*Exercise prompt:*
Spot each line that carries the word "Infrastructure"; copy those lines.

*The input:*
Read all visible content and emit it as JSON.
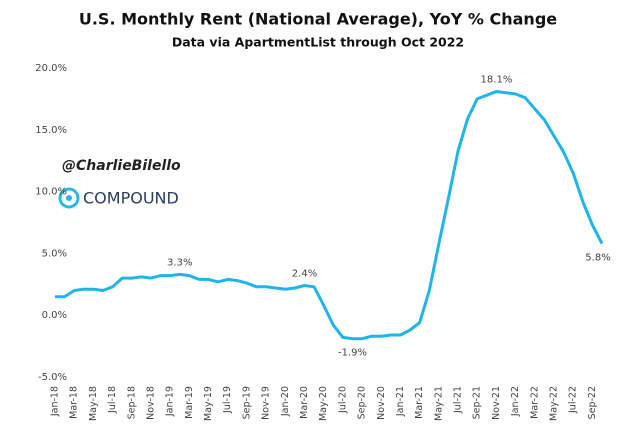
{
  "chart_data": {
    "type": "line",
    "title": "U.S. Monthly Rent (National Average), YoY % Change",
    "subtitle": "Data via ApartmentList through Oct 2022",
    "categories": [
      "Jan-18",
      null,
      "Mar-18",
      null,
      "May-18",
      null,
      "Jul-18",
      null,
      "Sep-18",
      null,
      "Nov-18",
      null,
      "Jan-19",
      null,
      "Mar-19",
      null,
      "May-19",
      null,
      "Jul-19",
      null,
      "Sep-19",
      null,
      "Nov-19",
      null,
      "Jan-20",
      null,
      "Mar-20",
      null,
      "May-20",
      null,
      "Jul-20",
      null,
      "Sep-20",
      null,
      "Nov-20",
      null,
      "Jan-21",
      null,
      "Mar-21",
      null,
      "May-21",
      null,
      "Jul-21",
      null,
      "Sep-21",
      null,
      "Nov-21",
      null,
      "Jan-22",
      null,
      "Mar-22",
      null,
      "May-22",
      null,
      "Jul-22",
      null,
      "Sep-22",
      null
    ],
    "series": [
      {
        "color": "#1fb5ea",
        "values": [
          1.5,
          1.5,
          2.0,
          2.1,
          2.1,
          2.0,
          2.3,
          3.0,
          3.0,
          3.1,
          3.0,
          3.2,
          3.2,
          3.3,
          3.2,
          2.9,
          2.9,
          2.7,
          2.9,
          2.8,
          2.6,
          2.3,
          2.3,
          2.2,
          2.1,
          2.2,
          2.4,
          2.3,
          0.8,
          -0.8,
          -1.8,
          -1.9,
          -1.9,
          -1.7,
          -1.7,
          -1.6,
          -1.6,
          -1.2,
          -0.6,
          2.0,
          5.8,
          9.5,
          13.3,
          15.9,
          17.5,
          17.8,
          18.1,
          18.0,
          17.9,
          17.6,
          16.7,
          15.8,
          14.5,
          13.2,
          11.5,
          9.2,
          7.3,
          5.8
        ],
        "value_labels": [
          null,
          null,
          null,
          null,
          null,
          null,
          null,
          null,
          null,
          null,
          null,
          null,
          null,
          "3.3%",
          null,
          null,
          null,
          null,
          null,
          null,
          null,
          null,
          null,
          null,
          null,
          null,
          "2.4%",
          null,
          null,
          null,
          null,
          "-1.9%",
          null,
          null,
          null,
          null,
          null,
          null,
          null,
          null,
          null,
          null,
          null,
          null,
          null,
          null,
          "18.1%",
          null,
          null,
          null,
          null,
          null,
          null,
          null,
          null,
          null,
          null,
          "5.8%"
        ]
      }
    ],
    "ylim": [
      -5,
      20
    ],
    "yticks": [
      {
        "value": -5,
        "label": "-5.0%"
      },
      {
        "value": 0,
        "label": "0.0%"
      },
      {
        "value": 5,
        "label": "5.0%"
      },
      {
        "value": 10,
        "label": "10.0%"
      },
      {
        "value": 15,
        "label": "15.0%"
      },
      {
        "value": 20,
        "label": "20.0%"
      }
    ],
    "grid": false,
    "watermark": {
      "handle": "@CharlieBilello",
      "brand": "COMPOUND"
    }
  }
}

* * *

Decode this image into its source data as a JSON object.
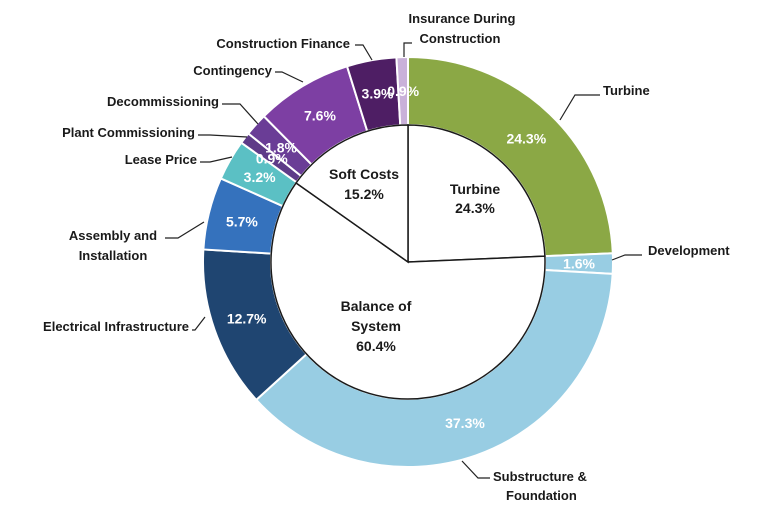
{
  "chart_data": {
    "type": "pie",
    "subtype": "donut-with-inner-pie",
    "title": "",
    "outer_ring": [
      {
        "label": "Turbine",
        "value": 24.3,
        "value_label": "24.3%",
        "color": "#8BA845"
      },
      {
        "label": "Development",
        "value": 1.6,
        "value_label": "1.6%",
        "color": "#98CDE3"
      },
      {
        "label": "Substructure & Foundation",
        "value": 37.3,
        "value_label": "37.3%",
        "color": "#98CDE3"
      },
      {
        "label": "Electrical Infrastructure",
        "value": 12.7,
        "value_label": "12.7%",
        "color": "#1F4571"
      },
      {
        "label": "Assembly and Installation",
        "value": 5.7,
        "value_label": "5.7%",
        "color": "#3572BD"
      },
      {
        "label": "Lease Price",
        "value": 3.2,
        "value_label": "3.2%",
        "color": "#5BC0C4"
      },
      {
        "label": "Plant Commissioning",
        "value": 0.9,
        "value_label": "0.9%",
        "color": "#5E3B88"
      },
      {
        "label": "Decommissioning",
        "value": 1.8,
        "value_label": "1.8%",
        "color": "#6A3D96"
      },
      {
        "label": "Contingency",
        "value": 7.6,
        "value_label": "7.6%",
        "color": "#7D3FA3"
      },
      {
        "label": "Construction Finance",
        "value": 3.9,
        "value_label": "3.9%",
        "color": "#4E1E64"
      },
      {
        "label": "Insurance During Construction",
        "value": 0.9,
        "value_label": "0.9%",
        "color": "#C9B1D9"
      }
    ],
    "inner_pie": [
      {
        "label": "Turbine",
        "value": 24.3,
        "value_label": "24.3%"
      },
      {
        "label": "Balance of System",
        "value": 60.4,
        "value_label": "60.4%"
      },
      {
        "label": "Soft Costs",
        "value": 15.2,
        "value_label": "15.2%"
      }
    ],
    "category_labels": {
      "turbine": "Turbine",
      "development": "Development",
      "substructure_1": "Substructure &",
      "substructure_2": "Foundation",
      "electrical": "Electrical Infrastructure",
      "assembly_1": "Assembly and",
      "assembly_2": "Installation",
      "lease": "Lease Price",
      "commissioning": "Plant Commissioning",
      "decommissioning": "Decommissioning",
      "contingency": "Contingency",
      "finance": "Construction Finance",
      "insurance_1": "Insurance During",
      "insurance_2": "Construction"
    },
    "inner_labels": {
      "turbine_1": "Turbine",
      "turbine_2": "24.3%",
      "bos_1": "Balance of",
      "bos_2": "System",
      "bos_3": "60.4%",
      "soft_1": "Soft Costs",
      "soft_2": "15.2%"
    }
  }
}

*Full response:*
        "label": "Electrical Infrastructure",
      "electrical": "Electrical Infrastructure",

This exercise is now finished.